## REQUIRED WORK
Where the string "Stream" occurs in the material below, report the whole line.

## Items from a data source
┄┄┄┄┄┄┄┄┄┄

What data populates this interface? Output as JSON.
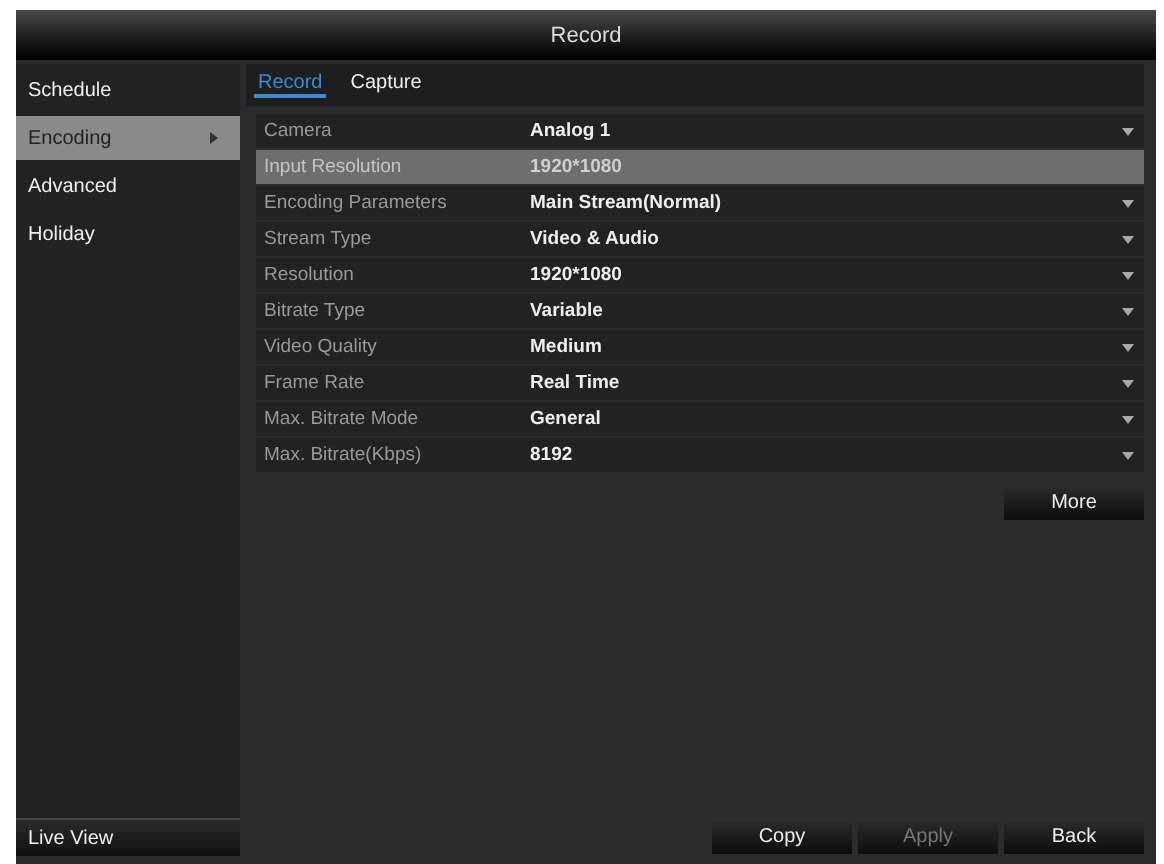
{
  "window": {
    "title": "Record"
  },
  "sidebar": {
    "items": [
      {
        "label": "Schedule",
        "selected": false,
        "expandable": false
      },
      {
        "label": "Encoding",
        "selected": true,
        "expandable": true
      },
      {
        "label": "Advanced",
        "selected": false,
        "expandable": false
      },
      {
        "label": "Holiday",
        "selected": false,
        "expandable": false
      }
    ],
    "footer": "Live View"
  },
  "tabs": [
    {
      "label": "Record",
      "selected": true
    },
    {
      "label": "Capture",
      "selected": false
    }
  ],
  "settings": [
    {
      "label": "Camera",
      "value": "Analog 1",
      "disabled": false
    },
    {
      "label": "Input Resolution",
      "value": "1920*1080",
      "disabled": true
    },
    {
      "label": "Encoding Parameters",
      "value": "Main Stream(Normal)",
      "disabled": false
    },
    {
      "label": "Stream Type",
      "value": "Video & Audio",
      "disabled": false
    },
    {
      "label": "Resolution",
      "value": "1920*1080",
      "disabled": false
    },
    {
      "label": "Bitrate Type",
      "value": "Variable",
      "disabled": false
    },
    {
      "label": "Video Quality",
      "value": "Medium",
      "disabled": false
    },
    {
      "label": "Frame Rate",
      "value": "Real Time",
      "disabled": false
    },
    {
      "label": "Max. Bitrate Mode",
      "value": "General",
      "disabled": false
    },
    {
      "label": "Max. Bitrate(Kbps)",
      "value": "8192",
      "disabled": false
    }
  ],
  "more_button": "More",
  "buttons": [
    {
      "label": "Copy",
      "disabled": false
    },
    {
      "label": "Apply",
      "disabled": true
    },
    {
      "label": "Back",
      "disabled": false
    }
  ]
}
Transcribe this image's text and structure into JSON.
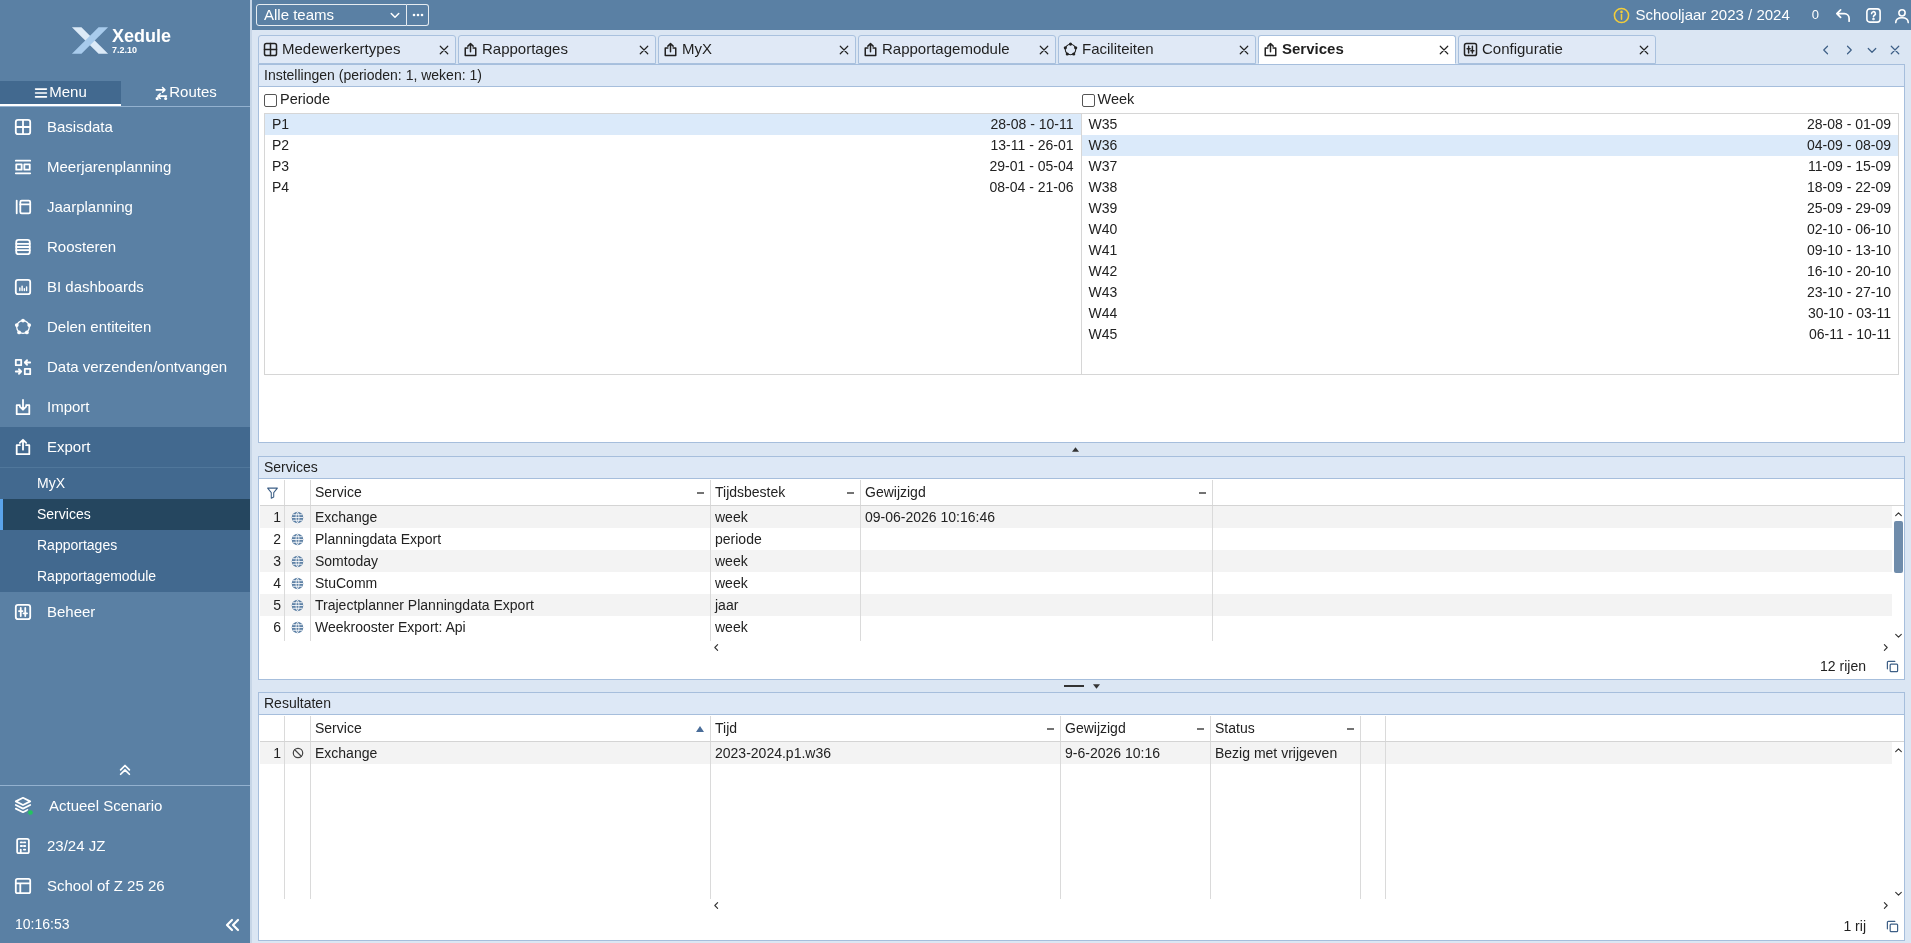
{
  "sidebar": {
    "logo": {
      "name": "Xedule",
      "version": "7.2.10"
    },
    "tabs": [
      {
        "label": "Menu",
        "selected": true
      },
      {
        "label": "Routes",
        "selected": false
      }
    ],
    "items": [
      {
        "label": "Basisdata",
        "expanded": false
      },
      {
        "label": "Meerjarenplanning",
        "expanded": false
      },
      {
        "label": "Jaarplanning",
        "expanded": false
      },
      {
        "label": "Roosteren",
        "expanded": false
      },
      {
        "label": "BI dashboards",
        "expanded": false
      },
      {
        "label": "Delen entiteiten",
        "expanded": false
      },
      {
        "label": "Data verzenden/ontvangen",
        "expanded": false
      },
      {
        "label": "Import",
        "expanded": false
      },
      {
        "label": "Export",
        "expanded": true,
        "children": [
          {
            "label": "MyX",
            "selected": false
          },
          {
            "label": "Services",
            "selected": true
          },
          {
            "label": "Rapportages",
            "selected": false
          },
          {
            "label": "Rapportagemodule",
            "selected": false
          }
        ]
      },
      {
        "label": "Beheer",
        "expanded": false
      }
    ],
    "footer": [
      {
        "label": "Actueel Scenario"
      },
      {
        "label": "23/24 JZ"
      },
      {
        "label": "School of Z 25 26"
      }
    ],
    "clock": "10:16:53"
  },
  "top_bar": {
    "team_select": "Alle teams",
    "school_year": "Schooljaar 2023 / 2024",
    "count": "0"
  },
  "tabs": [
    {
      "label": "Medewerkertypes",
      "selected": false
    },
    {
      "label": "Rapportages",
      "selected": false
    },
    {
      "label": "MyX",
      "selected": false
    },
    {
      "label": "Rapportagemodule",
      "selected": false
    },
    {
      "label": "Faciliteiten",
      "selected": false
    },
    {
      "label": "Services",
      "selected": true
    },
    {
      "label": "Configuratie",
      "selected": false
    }
  ],
  "settings": {
    "title": "Instellingen (perioden: 1, weken: 1)",
    "lists": [
      {
        "label": "Periode",
        "checked": false,
        "rows": [
          {
            "name": "P1",
            "dates": "28-08 - 10-11",
            "selected": true
          },
          {
            "name": "P2",
            "dates": "13-11 - 26-01",
            "selected": false
          },
          {
            "name": "P3",
            "dates": "29-01 - 05-04",
            "selected": false
          },
          {
            "name": "P4",
            "dates": "08-04 - 21-06",
            "selected": false
          }
        ]
      },
      {
        "label": "Week",
        "checked": false,
        "rows": [
          {
            "name": "W35",
            "dates": "28-08 - 01-09",
            "selected": false
          },
          {
            "name": "W36",
            "dates": "04-09 - 08-09",
            "selected": true
          },
          {
            "name": "W37",
            "dates": "11-09 - 15-09",
            "selected": false
          },
          {
            "name": "W38",
            "dates": "18-09 - 22-09",
            "selected": false
          },
          {
            "name": "W39",
            "dates": "25-09 - 29-09",
            "selected": false
          },
          {
            "name": "W40",
            "dates": "02-10 - 06-10",
            "selected": false
          },
          {
            "name": "W41",
            "dates": "09-10 - 13-10",
            "selected": false
          },
          {
            "name": "W42",
            "dates": "16-10 - 20-10",
            "selected": false
          },
          {
            "name": "W43",
            "dates": "23-10 - 27-10",
            "selected": false
          },
          {
            "name": "W44",
            "dates": "30-10 - 03-11",
            "selected": false
          },
          {
            "name": "W45",
            "dates": "06-11 - 10-11",
            "selected": false
          }
        ]
      }
    ]
  },
  "services": {
    "title": "Services",
    "columns": [
      {
        "label": "Service"
      },
      {
        "label": "Tijdsbestek"
      },
      {
        "label": "Gewijzigd"
      }
    ],
    "rows": [
      {
        "number": "1",
        "service": "Exchange",
        "timeframe": "week",
        "modified": "09-06-2026 10:16:46"
      },
      {
        "number": "2",
        "service": "Planningdata Export",
        "timeframe": "periode"
      },
      {
        "number": "3",
        "service": "Somtoday",
        "timeframe": "week"
      },
      {
        "number": "4",
        "service": "StuComm",
        "timeframe": "week"
      },
      {
        "number": "5",
        "service": "Trajectplanner Planningdata Export",
        "timeframe": "jaar"
      },
      {
        "number": "6",
        "service": "Weekrooster Export: Api",
        "timeframe": "week"
      }
    ],
    "row_count": "12 rijen"
  },
  "results": {
    "title": "Resultaten",
    "columns": [
      {
        "label": "Service",
        "sorted": true
      },
      {
        "label": "Tijd",
        "sorted": false
      },
      {
        "label": "Gewijzigd",
        "sorted": false
      },
      {
        "label": "Status",
        "sorted": false
      }
    ],
    "rows": [
      {
        "number": "1",
        "service": "Exchange",
        "time": "2023-2024.p1.w36",
        "modified": "9-6-2026 10:16",
        "status": "Bezig met vrijgeven"
      }
    ],
    "row_count": "1 rij"
  }
}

┄┄┄┄┄┄┄┄┄┄

## EXPECTED ANSWER
      "value": "Main Stream(Normal)",
      "label": "Stream Type",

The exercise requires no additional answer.